* **Stored data entries**
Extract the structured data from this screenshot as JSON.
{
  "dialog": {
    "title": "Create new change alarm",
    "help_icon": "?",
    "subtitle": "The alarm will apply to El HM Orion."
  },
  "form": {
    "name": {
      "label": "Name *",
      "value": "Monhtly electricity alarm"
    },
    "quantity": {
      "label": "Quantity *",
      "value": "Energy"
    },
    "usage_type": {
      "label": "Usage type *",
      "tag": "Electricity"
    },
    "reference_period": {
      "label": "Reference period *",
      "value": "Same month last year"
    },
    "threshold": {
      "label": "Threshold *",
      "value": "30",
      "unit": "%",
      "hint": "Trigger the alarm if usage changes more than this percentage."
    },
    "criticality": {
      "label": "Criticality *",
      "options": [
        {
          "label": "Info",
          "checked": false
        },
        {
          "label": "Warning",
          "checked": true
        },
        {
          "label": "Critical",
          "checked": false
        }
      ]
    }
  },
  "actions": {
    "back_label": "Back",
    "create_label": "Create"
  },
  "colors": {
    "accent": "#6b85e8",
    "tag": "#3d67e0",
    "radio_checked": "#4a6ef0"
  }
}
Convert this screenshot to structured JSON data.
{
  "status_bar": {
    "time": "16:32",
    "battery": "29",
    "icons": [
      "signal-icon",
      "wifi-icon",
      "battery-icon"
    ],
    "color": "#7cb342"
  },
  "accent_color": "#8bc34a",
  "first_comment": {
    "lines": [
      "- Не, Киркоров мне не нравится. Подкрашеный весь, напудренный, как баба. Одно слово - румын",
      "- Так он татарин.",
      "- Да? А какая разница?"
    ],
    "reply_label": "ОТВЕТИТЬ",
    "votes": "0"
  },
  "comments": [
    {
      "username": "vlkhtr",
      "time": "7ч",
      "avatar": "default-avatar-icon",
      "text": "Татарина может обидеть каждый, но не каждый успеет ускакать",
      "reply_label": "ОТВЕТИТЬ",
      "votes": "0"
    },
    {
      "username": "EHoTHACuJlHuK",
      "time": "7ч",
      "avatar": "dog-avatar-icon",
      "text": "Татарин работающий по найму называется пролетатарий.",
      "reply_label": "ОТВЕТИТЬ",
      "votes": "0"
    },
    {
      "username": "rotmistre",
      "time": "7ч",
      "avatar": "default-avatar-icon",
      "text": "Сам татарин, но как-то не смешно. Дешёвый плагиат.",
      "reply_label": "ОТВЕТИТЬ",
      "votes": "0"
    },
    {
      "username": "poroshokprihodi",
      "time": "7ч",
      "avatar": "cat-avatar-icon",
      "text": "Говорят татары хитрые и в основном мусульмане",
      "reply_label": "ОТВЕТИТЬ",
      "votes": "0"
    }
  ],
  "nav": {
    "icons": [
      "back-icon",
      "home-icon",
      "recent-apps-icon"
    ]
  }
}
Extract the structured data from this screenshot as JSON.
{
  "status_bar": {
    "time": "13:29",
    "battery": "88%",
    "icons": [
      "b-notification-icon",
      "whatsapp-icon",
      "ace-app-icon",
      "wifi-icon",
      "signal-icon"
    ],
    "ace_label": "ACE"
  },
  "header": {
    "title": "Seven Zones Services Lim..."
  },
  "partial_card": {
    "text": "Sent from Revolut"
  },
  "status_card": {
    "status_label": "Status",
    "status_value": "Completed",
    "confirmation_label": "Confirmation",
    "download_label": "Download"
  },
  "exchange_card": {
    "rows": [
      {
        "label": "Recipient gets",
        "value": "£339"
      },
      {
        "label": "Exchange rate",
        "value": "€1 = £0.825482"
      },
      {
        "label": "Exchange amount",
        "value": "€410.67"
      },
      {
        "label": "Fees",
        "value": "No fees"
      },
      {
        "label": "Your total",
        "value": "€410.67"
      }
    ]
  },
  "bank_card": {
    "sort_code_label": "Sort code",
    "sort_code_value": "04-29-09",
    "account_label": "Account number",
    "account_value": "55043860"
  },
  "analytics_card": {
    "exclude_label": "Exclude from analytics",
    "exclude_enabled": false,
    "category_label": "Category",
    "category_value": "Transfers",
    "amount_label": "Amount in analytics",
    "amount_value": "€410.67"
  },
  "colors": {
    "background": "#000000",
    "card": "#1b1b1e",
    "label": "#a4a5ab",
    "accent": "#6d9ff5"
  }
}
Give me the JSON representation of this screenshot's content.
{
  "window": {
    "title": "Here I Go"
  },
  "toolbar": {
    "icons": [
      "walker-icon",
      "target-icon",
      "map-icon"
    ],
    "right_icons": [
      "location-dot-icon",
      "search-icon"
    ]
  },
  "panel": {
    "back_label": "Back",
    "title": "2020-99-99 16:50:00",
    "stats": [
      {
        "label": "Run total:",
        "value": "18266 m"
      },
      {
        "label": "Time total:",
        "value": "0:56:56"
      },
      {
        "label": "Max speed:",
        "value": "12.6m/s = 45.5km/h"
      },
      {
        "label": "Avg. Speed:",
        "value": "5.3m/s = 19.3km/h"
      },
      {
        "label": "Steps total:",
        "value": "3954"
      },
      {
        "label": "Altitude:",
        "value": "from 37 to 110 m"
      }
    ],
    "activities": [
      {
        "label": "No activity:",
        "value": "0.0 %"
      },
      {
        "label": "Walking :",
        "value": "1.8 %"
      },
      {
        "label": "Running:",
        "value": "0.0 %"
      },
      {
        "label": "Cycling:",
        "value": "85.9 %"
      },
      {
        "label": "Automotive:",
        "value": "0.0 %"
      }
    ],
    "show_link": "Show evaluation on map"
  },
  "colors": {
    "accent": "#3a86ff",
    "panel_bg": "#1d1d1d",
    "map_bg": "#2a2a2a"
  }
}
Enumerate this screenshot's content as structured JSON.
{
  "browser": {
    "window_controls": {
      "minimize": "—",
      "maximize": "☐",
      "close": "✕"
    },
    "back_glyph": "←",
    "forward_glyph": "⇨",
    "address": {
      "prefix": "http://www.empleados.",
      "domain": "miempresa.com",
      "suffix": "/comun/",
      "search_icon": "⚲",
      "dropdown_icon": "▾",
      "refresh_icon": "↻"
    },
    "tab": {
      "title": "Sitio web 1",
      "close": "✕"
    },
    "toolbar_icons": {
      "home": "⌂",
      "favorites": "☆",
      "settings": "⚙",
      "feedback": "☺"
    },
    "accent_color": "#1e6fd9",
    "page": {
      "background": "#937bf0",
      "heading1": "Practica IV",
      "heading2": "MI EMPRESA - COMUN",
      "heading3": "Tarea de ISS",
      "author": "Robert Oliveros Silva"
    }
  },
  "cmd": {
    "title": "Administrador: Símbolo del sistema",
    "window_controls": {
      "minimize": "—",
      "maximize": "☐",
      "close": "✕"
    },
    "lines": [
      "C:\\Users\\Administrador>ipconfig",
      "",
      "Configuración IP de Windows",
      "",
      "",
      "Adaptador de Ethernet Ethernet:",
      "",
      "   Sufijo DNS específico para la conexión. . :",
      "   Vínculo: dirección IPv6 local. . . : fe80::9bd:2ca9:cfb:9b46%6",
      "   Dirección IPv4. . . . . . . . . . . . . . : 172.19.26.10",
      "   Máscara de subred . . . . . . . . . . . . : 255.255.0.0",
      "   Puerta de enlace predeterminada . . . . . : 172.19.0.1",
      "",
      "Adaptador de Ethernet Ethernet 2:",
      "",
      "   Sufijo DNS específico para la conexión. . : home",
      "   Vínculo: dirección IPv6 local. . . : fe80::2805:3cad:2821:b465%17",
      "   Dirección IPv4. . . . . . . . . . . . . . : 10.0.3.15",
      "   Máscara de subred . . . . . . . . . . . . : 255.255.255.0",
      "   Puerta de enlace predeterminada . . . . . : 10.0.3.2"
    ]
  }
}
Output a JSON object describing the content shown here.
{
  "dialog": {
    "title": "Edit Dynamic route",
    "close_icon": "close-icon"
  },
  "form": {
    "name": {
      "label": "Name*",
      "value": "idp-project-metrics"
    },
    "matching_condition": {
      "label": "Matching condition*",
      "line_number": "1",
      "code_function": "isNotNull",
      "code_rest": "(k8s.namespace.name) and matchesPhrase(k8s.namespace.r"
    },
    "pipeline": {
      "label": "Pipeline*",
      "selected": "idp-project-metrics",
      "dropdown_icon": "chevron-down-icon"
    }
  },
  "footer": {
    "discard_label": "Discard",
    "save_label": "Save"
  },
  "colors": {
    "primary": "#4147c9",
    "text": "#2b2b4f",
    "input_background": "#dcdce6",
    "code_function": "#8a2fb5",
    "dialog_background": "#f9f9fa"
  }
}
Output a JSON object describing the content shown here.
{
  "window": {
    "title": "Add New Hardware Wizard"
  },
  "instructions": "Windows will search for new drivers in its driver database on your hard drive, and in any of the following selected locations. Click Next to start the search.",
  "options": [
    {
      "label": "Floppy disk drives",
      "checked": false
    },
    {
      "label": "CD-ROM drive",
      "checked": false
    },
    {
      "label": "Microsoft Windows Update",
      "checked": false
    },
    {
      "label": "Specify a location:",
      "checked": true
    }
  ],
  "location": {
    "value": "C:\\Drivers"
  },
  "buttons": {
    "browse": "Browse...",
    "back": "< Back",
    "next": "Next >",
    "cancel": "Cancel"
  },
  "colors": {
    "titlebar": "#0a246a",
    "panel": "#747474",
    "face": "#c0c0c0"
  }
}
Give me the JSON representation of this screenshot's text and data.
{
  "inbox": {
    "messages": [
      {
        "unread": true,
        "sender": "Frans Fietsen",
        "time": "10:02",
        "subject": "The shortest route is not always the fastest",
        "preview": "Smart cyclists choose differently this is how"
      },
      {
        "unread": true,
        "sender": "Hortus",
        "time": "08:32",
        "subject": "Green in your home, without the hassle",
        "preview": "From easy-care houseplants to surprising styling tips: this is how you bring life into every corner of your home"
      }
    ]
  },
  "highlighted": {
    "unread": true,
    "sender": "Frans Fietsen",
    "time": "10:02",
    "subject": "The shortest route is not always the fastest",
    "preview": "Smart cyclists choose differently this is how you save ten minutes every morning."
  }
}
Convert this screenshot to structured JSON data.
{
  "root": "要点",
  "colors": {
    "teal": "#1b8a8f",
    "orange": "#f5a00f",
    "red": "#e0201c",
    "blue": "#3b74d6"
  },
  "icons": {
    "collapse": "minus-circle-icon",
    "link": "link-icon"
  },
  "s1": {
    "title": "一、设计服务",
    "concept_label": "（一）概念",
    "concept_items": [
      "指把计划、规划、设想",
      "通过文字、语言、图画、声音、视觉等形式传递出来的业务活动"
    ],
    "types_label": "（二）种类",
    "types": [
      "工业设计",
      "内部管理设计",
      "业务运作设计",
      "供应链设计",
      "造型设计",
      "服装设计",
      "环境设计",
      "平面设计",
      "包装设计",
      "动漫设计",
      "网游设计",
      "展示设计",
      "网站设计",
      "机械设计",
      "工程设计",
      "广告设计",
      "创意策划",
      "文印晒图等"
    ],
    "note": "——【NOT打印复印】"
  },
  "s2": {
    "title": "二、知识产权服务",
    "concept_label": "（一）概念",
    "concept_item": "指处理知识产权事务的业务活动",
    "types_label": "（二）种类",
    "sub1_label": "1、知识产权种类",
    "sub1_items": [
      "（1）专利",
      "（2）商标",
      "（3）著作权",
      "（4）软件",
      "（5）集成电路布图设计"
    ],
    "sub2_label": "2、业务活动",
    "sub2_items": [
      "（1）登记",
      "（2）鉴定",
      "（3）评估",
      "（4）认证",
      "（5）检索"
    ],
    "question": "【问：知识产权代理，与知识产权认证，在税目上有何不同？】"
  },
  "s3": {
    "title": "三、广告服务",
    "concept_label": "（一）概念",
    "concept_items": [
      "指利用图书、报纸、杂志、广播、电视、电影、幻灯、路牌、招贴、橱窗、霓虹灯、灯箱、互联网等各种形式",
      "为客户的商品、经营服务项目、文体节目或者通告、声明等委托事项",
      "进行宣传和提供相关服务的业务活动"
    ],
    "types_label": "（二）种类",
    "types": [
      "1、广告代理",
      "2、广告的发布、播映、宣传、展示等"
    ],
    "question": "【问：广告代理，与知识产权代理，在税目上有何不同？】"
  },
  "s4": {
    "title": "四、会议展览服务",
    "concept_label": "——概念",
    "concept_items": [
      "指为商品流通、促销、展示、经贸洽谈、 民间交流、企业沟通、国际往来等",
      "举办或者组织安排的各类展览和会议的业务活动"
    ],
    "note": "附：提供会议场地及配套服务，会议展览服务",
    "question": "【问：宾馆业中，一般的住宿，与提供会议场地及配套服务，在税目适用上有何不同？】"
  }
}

* **Task to complete**
All lines above containing the string "cyclists" are to be collected.

* **Complete answer**
        "preview": "Smart cyclists choose differently this is how"
    "preview": "Smart cyclists choose differently this is how you save ten minutes every morning."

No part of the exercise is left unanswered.